> **Material for this exercise**
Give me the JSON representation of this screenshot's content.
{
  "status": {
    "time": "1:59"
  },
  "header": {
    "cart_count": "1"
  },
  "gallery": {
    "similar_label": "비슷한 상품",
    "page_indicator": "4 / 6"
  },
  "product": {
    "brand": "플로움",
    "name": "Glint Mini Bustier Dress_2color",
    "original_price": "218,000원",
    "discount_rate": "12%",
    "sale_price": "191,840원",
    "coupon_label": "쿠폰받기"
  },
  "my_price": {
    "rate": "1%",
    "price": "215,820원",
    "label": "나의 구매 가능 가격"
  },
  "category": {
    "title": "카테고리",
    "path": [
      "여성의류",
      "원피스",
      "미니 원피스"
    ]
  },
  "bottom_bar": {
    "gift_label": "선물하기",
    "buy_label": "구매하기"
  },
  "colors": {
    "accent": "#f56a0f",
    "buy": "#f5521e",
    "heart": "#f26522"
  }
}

> **The problem**
Output the records exactly, including every line.

> **Exercise response**
Give me the JSON representation of this screenshot's content.
{
  "status": {
    "time": "1:59"
  },
  "header": {
    "cart_count": "1"
  },
  "gallery": {
    "similar_label": "비슷한 상품",
    "page_indicator": "4 / 6"
  },
  "product": {
    "brand": "플로움",
    "name": "Glint Mini Bustier Dress_2color",
    "original_price": "218,000원",
    "discount_rate": "12%",
    "sale_price": "191,840원",
    "coupon_label": "쿠폰받기"
  },
  "my_price": {
    "rate": "1%",
    "price": "215,820원",
    "label": "나의 구매 가능 가격"
  },
  "category": {
    "title": "카테고리",
    "path": [
      "여성의류",
      "원피스",
      "미니 원피스"
    ]
  },
  "bottom_bar": {
    "gift_label": "선물하기",
    "buy_label": "구매하기"
  },
  "colors": {
    "accent": "#f56a0f",
    "buy": "#f5521e",
    "heart": "#f26522"
  }
}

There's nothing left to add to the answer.